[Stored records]
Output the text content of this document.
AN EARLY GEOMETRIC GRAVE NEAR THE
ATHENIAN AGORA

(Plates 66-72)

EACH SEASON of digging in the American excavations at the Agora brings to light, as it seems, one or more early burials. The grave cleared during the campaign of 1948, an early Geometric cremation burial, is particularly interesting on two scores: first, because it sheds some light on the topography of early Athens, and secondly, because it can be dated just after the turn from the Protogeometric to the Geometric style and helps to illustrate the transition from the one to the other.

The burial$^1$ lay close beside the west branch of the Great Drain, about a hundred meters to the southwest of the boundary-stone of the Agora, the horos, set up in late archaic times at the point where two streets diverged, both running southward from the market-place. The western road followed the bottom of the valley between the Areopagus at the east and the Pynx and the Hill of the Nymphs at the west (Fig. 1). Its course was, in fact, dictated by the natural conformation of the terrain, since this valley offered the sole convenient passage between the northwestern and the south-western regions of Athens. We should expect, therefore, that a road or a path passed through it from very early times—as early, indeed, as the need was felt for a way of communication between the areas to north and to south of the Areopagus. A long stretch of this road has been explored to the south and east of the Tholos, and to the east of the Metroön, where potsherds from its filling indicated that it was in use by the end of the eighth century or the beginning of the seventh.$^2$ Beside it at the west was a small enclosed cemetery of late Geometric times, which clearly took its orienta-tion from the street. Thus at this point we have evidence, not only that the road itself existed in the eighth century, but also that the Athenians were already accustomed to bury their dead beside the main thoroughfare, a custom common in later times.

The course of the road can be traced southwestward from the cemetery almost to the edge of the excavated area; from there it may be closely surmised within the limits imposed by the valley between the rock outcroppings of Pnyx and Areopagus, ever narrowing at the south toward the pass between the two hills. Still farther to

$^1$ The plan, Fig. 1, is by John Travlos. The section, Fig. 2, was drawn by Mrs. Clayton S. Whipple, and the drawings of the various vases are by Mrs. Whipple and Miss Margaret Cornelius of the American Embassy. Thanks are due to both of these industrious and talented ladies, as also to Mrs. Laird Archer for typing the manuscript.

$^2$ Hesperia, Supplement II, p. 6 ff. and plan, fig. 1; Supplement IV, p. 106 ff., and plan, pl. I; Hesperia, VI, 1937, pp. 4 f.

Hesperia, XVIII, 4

### Goal
Look through the listing above and count the lines where the string "Hesperia" appears. Report the number only.

### Full response
2